■ What is being asked
Please extract every line below that contains the word "following".

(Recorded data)
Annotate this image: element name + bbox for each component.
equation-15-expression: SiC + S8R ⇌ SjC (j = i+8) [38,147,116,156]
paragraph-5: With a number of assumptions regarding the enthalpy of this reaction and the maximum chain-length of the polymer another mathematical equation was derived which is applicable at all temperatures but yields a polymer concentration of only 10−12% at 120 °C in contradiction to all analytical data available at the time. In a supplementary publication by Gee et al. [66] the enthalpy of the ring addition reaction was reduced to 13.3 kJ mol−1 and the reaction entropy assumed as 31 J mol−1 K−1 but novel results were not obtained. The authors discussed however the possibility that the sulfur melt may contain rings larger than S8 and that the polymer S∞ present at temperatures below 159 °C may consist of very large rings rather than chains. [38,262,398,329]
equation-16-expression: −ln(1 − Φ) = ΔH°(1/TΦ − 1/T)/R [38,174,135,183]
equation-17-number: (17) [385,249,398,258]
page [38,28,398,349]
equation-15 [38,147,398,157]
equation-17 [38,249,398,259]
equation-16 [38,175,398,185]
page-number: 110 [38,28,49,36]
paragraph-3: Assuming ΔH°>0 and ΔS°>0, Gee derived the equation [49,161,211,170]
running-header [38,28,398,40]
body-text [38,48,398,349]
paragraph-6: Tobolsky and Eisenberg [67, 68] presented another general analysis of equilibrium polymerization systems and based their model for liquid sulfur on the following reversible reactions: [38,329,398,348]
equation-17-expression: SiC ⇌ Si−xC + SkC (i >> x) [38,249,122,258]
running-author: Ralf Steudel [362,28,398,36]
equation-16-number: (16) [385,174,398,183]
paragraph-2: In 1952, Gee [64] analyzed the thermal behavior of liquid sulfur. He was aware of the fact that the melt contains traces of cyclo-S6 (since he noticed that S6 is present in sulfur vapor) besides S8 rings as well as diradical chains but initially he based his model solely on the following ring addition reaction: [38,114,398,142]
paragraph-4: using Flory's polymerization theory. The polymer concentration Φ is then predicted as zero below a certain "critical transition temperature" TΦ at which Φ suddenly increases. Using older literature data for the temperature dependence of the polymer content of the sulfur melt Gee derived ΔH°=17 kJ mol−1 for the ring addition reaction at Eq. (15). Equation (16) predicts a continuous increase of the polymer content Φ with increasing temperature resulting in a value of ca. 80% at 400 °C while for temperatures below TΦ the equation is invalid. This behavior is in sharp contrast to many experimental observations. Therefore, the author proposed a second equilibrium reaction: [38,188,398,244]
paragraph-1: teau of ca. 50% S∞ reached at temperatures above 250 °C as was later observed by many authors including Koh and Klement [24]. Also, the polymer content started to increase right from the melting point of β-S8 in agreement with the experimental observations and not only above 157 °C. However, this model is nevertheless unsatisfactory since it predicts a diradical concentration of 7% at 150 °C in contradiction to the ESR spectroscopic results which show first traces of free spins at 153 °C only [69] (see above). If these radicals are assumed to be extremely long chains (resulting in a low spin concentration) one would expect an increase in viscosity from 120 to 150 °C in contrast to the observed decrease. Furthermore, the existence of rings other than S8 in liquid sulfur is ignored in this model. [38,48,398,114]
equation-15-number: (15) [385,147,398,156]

■ Exercise solution
paragraph-6: Tobolsky and Eisenberg [67, 68] presented another general analysis of equilibrium polymerization systems and based their model for liquid sulfur on the following reversible reactions: [38,329,398,348]
paragraph-2: In 1952, Gee [64] analyzed the thermal behavior of liquid sulfur. He was aware of the fact that the melt contains traces of cyclo-S6 (since he noticed that S6 is present in sulfur vapor) besides S8 rings as well as diradical chains but initially he based his model solely on the following ring addition reaction: [38,114,398,142]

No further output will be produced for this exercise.